What you should do » Give all of the lines again, with nothing added or dropped.

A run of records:
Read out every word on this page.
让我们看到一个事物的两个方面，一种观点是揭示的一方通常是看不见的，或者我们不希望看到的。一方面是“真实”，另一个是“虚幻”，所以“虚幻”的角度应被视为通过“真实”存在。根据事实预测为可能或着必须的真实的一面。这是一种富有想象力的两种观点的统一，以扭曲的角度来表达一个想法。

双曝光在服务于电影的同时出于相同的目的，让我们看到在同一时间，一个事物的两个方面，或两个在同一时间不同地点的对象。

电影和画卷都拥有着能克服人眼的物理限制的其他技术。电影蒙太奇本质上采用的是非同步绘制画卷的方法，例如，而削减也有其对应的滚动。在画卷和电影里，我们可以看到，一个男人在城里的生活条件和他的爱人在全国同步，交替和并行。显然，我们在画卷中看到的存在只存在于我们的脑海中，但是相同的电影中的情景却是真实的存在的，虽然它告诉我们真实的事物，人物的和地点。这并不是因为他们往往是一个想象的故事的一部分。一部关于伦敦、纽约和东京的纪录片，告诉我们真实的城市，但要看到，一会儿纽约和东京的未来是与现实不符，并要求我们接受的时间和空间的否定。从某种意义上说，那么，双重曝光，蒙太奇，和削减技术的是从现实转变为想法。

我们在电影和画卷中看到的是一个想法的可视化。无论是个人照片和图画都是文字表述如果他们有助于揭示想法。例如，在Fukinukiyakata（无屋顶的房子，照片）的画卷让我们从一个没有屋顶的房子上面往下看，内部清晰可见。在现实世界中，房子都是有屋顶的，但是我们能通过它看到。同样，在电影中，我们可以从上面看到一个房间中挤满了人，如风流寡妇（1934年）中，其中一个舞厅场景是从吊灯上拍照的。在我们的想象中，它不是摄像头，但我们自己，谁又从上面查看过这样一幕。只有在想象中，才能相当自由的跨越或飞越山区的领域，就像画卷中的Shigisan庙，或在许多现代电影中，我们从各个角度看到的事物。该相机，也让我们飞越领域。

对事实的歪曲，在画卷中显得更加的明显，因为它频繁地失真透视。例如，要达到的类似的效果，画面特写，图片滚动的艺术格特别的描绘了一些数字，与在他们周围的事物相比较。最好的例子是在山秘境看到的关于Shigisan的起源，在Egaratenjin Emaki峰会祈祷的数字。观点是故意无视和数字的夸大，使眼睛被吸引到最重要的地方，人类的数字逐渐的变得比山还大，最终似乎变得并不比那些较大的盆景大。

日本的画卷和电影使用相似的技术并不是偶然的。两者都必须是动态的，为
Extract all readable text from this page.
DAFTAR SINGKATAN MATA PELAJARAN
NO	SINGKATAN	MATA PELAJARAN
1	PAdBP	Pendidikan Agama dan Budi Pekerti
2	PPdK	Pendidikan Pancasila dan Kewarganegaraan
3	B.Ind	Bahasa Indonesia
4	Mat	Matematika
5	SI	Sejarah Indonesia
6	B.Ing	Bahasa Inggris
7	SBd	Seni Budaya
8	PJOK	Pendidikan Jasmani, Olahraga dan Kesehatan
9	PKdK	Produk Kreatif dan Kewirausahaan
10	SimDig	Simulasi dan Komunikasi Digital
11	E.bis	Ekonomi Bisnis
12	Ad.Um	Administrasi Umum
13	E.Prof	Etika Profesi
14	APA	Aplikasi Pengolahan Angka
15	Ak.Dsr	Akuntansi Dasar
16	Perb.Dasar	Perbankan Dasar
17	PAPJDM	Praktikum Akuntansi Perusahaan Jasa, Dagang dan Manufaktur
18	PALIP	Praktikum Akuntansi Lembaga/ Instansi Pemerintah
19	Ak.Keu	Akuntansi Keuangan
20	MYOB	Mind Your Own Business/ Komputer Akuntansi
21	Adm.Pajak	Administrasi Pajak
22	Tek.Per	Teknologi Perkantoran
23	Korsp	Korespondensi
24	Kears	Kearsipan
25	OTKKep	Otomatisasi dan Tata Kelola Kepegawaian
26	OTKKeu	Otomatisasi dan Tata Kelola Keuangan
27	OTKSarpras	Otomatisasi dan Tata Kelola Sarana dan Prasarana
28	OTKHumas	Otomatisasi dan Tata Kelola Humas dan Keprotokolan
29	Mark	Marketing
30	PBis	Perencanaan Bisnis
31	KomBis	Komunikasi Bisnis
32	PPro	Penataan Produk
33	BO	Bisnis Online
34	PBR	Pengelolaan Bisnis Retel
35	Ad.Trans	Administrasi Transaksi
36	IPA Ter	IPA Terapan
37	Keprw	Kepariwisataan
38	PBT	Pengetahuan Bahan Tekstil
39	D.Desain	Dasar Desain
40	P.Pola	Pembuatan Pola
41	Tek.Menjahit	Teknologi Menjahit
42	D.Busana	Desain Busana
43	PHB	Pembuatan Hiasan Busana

Result of the exercise »
Read out every word on this page.
让我们看到一个事物的两个方面，一种观点是揭示的一方通常是看不见的，或者我们不希望看到的。一方面是“真实”，另一个是“虚幻”，所以“虚幻”的角度应被视为通过“真实”存在。根据事实预测为可能或着必须的真实的一面。这是一种富有想象力的两种观点的统一，以扭曲的角度来表达一个想法。

双曝光在服务于电影的同时出于相同的目的，让我们看到在同一时间，一个事物的两个方面，或两个在同一时间不同地点的对象。

电影和画卷都拥有着能克服人眼的物理限制的其他技术。电影蒙太奇本质上采用的是非同步绘制画卷的方法，例如，而削减也有其对应的滚动。在画卷和电影里，我们可以看到，一个男人在城里的生活条件和他的爱人在全国同步，交替和并行。显然，我们在画卷中看到的存在只存在于我们的脑海中，但是相同的电影中的情景却是真实的存在的，虽然它告诉我们真实的事物，人物的和地点。这并不是因为他们往往是一个想象的故事的一部分。一部关于伦敦、纽约和东京的纪录片，告诉我们真实的城市，但要看到，一会儿纽约和东京的未来是与现实不符，并要求我们接受的时间和空间的否定。从某种意义上说，那么，双重曝光，蒙太奇，和削减技术的是从现实转变为想法。

我们在电影和画卷中看到的是一个想法的可视化。无论是个人照片和图画都是文字表述如果他们有助于揭示想法。例如，在Fukinukiyakata（无屋顶的房子，照片）的画卷让我们从一个没有屋顶的房子上面往下看，内部清晰可见。在现实世界中，房子都是有屋顶的，但是我们能通过它看到。同样，在电影中，我们可以从上面看到一个房间中挤满了人，如风流寡妇（1934年）中，其中一个舞厅场景是从吊灯上拍照的。在我们的想象中，它不是摄像头，但我们自己，谁又从上面查看过这样一幕。只有在想象中，才能相当自由的跨越或飞越山区的领域，就像画卷中的Shigisan庙，或在许多现代电影中，我们从各个角度看到的事物。该相机，也让我们飞越领域。

对事实的歪曲，在画卷中显得更加的明显，因为它频繁地失真透视。例如，要达到的类似的效果，画面特写，图片滚动的艺术格特别的描绘了一些数字，与在他们周围的事物相比较。最好的例子是在山秘境看到的关于Shigisan的起源，在Egaratenjin Emaki峰会祈祷的数字。观点是故意无视和数字的夸大，使眼睛被吸引到最重要的地方，人类的数字逐渐的变得比山还大，最终似乎变得并不比那些较大的盆景大。

日本的画卷和电影使用相似的技术并不是偶然的。两者都必须是动态的，为
Extract all readable text from this page.
DAFTAR SINGKATAN MATA PELAJARAN
NO	SINGKATAN	MATA PELAJARAN
1	PAdBP	Pendidikan Agama dan Budi Pekerti
2	PPdK	Pendidikan Pancasila dan Kewarganegaraan
3	B.Ind	Bahasa Indonesia
4	Mat	Matematika
5	SI	Sejarah Indonesia
6	B.Ing	Bahasa Inggris
7	SBd	Seni Budaya
8	PJOK	Pendidikan Jasmani, Olahraga dan Kesehatan
9	PKdK	Produk Kreatif dan Kewirausahaan
10	SimDig	Simulasi dan Komunikasi Digital
11	E.bis	Ekonomi Bisnis
12	Ad.Um	Administrasi Umum
13	E.Prof	Etika Profesi
14	APA	Aplikasi Pengolahan Angka
15	Ak.Dsr	Akuntansi Dasar
16	Perb.Dasar	Perbankan Dasar
17	PAPJDM	Praktikum Akuntansi Perusahaan Jasa, Dagang dan Manufaktur
18	PALIP	Praktikum Akuntansi Lembaga/ Instansi Pemerintah
19	Ak.Keu	Akuntansi Keuangan
20	MYOB	Mind Your Own Business/ Komputer Akuntansi
21	Adm.Pajak	Administrasi Pajak
22	Tek.Per	Teknologi Perkantoran
23	Korsp	Korespondensi
24	Kears	Kearsipan
25	OTKKep	Otomatisasi dan Tata Kelola Kepegawaian
26	OTKKeu	Otomatisasi dan Tata Kelola Keuangan
27	OTKSarpras	Otomatisasi dan Tata Kelola Sarana dan Prasarana
28	OTKHumas	Otomatisasi dan Tata Kelola Humas dan Keprotokolan
29	Mark	Marketing
30	PBis	Perencanaan Bisnis
31	KomBis	Komunikasi Bisnis
32	PPro	Penataan Produk
33	BO	Bisnis Online
34	PBR	Pengelolaan Bisnis Retel
35	Ad.Trans	Administrasi Transaksi
36	IPA Ter	IPA Terapan
37	Keprw	Kepariwisataan
38	PBT	Pengetahuan Bahan Tekstil
39	D.Desain	Dasar Desain
40	P.Pola	Pembuatan Pola
41	Tek.Menjahit	Teknologi Menjahit
42	D.Busana	Desain Busana
43	PHB	Pembuatan Hiasan Busana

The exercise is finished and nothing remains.